2011-10-04 Thread Dennis E. Hamilton
orcmid comment=below /

-Original Message-
From: Marc Paré [mailto:m...@marcpare.com] 
Sent: Tuesday, October 04, 2011 03:35
To: us...@global.libreoffice.org
Cc: discuss@documentfoundation.org
Subject: [libreoffice-users] Re: OASIS Standard ODF 1.2 Approved

[ ... ]

Thanks to all the people who answered this. It seems whether LibreOffice 
is partially or completely compliant to OASIS version 1.2 is more 
complicated to establish for non-dev people.

It would be interesting if OASIS had a validation site much like the W3C 
validation site[1] where a person could check whether their version of 
ODF files were OASIS-approved. It doesn't look like there is such a 
location on the OASIS site.

Cheers

Marc

[1] http://validator.w3.org

orcmid
  Yes, there is no OASIS validation tool.  There is one that Oracle has.

■ **LISTED RECORDS**
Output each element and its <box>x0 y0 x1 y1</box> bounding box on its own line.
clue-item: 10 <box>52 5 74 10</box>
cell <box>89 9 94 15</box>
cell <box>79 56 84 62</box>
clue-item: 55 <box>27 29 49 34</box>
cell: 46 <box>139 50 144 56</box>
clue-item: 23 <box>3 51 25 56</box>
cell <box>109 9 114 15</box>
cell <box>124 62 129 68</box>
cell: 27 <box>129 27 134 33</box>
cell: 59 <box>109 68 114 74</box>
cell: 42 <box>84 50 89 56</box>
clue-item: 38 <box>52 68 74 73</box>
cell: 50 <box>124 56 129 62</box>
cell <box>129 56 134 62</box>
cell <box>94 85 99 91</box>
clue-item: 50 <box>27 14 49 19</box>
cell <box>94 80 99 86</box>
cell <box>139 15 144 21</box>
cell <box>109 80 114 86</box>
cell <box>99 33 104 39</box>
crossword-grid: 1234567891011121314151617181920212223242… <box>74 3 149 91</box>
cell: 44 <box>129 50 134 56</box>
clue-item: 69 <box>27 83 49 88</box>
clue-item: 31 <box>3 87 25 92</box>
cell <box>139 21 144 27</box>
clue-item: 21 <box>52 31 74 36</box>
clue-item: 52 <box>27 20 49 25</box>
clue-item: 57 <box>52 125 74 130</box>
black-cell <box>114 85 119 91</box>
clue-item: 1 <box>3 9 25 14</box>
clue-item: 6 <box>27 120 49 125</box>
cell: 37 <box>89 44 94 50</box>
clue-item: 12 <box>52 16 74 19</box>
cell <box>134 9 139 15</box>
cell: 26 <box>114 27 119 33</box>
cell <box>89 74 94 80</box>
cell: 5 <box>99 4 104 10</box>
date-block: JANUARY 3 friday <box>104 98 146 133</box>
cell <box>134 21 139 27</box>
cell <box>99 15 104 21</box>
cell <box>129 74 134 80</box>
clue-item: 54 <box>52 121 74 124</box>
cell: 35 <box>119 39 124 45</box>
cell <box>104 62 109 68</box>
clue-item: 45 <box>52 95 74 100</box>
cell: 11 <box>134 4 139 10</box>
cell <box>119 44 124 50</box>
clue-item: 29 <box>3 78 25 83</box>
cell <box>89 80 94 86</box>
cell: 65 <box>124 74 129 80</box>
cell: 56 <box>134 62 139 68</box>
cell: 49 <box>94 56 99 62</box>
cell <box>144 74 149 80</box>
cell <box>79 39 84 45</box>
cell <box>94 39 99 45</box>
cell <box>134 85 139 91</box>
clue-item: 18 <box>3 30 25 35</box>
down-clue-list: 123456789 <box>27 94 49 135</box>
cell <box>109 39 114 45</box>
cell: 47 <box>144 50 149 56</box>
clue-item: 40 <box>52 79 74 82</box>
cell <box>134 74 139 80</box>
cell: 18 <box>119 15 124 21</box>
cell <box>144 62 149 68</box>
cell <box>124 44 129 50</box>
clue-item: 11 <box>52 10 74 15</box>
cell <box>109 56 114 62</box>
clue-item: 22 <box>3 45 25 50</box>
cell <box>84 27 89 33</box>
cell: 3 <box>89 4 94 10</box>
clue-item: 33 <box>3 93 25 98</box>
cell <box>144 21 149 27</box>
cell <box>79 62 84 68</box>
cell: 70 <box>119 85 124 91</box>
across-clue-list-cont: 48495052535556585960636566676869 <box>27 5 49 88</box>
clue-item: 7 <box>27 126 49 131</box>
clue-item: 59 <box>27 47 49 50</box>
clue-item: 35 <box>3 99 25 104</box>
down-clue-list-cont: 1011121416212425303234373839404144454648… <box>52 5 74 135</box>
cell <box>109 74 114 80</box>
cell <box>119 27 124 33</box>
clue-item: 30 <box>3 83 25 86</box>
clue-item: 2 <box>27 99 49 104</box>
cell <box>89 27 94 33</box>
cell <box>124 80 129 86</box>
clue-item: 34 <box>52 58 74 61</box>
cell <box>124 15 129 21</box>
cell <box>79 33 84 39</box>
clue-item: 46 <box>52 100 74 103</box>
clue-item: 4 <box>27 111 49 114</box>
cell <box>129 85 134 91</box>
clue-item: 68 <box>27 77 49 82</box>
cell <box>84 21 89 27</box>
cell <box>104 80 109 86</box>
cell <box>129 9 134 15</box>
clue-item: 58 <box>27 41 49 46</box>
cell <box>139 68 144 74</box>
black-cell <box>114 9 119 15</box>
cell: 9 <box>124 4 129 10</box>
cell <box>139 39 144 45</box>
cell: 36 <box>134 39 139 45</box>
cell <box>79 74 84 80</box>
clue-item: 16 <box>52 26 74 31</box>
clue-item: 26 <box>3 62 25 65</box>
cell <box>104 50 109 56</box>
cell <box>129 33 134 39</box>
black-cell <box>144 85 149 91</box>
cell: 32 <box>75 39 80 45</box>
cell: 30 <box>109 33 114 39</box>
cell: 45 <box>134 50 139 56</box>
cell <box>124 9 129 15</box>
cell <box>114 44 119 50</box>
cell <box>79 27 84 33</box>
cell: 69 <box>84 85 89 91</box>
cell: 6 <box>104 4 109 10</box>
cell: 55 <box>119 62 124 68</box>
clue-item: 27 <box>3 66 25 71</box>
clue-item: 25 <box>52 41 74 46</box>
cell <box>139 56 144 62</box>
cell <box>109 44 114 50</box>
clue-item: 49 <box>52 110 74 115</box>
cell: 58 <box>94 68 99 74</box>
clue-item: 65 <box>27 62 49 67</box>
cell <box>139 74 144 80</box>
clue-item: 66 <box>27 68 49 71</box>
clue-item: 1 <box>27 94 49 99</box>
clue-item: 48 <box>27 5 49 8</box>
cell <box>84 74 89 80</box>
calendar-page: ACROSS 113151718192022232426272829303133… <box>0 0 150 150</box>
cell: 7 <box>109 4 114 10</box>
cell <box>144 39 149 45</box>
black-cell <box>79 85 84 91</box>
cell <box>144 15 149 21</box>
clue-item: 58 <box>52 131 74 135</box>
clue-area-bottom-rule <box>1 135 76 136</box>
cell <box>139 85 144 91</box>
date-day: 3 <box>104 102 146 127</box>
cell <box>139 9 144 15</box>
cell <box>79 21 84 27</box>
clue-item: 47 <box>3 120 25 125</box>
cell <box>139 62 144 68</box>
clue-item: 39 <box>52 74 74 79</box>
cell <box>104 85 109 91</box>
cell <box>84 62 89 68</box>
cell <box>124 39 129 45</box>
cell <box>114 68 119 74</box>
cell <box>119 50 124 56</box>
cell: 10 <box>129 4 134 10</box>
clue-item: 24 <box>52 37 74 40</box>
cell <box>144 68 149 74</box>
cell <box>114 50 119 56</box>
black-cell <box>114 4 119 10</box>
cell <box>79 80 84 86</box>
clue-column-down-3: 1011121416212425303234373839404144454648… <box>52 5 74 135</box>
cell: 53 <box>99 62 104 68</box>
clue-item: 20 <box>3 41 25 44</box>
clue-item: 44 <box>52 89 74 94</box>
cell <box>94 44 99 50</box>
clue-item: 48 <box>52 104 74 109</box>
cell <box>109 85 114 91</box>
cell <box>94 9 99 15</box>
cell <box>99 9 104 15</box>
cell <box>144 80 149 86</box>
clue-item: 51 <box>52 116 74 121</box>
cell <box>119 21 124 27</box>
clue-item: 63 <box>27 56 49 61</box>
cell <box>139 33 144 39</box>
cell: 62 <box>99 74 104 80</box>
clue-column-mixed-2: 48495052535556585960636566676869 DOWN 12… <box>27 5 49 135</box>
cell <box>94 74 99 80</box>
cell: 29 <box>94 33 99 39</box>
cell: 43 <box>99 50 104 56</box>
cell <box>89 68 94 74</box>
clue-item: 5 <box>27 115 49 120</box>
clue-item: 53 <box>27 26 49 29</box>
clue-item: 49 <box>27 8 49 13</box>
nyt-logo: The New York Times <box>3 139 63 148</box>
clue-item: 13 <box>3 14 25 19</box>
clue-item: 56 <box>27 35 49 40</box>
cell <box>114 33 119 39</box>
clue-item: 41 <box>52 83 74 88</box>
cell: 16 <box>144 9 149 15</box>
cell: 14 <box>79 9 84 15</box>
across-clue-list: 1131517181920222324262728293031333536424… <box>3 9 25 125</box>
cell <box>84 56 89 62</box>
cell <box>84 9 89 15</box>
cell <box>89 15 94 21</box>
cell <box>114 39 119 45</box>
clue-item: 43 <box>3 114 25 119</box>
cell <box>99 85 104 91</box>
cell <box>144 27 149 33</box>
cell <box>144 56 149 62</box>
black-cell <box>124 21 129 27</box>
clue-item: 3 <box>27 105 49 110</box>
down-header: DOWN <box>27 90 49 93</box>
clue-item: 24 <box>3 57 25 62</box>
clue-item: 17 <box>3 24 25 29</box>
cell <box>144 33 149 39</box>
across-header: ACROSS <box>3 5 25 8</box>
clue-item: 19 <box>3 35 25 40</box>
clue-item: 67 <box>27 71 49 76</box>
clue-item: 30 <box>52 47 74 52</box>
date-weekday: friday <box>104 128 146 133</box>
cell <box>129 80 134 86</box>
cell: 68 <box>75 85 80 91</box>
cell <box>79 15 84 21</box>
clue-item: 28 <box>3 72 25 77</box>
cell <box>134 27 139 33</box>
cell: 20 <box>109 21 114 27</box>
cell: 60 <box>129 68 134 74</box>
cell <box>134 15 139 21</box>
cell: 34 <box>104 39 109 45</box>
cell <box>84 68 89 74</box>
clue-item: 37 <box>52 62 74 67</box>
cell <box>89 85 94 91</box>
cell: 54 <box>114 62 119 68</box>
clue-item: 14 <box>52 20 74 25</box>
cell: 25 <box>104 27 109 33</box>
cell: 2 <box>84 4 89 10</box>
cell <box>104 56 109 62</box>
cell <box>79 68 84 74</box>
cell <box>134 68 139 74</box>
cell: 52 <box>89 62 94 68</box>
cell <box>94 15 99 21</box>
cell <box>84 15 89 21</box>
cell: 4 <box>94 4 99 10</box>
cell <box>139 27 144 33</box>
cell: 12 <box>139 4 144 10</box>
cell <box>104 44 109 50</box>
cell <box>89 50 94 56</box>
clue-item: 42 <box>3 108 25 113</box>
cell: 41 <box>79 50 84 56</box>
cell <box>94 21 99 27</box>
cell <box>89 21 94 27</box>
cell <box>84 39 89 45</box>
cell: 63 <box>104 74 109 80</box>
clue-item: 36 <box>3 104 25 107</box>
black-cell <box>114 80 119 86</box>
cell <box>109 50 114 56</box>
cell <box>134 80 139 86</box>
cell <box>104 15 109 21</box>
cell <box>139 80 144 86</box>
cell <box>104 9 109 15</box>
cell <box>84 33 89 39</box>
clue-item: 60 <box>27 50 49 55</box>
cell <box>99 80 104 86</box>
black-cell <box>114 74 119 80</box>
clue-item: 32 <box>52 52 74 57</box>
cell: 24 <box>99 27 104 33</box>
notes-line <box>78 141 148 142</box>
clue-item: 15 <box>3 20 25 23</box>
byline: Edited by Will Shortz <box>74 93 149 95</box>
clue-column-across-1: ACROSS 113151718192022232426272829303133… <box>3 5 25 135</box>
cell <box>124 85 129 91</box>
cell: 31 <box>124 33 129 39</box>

■ **TASK**
Could you return the entire mailing-list message about ODF 1.2 above, word for word and with nothing left out?

■ **RESPONSE BELOW**
2011-10-04 Thread Dennis E. Hamilton
orcmid comment=below /

-Original Message-
From: Marc Paré [mailto:m...@marcpare.com] 
Sent: Tuesday, October 04, 2011 03:35
To: us...@global.libreoffice.org
Cc: discuss@documentfoundation.org
Subject: [libreoffice-users] Re: OASIS Standard ODF 1.2 Approved

[ ... ]

Thanks to all the people who answered this. It seems whether LibreOffice 
is partially or completely compliant to OASIS version 1.2 is more 
complicated to establish for non-dev people.

It would be interesting if OASIS had a validation site much like the W3C 
validation site[1] where a person could check whether their version of 
ODF files were OASIS-approved. It doesn't look like there is such a 
location on the OASIS site.

Cheers

Marc

[1] http://validator.w3.org

orcmid
  Yes, there is no OASIS validation tool.  There is one that Oracle has.